ITEMS start

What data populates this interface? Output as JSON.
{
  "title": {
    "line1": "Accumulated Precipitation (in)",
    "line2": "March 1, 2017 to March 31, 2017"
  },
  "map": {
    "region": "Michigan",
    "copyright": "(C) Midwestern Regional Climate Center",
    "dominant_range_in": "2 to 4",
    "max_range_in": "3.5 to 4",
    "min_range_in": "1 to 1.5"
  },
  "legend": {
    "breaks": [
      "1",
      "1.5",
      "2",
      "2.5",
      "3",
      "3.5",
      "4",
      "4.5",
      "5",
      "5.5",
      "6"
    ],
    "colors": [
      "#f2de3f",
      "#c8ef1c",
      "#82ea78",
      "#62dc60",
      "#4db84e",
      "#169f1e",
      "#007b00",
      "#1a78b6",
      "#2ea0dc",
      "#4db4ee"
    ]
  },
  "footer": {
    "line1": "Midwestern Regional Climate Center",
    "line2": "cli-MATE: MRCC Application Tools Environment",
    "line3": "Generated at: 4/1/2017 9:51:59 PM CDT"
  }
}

ITEMS end

REQUEST: How many lines of these entries hold the string "Climate"? Answer with the number alone.

EXPECTED ANSWER: 2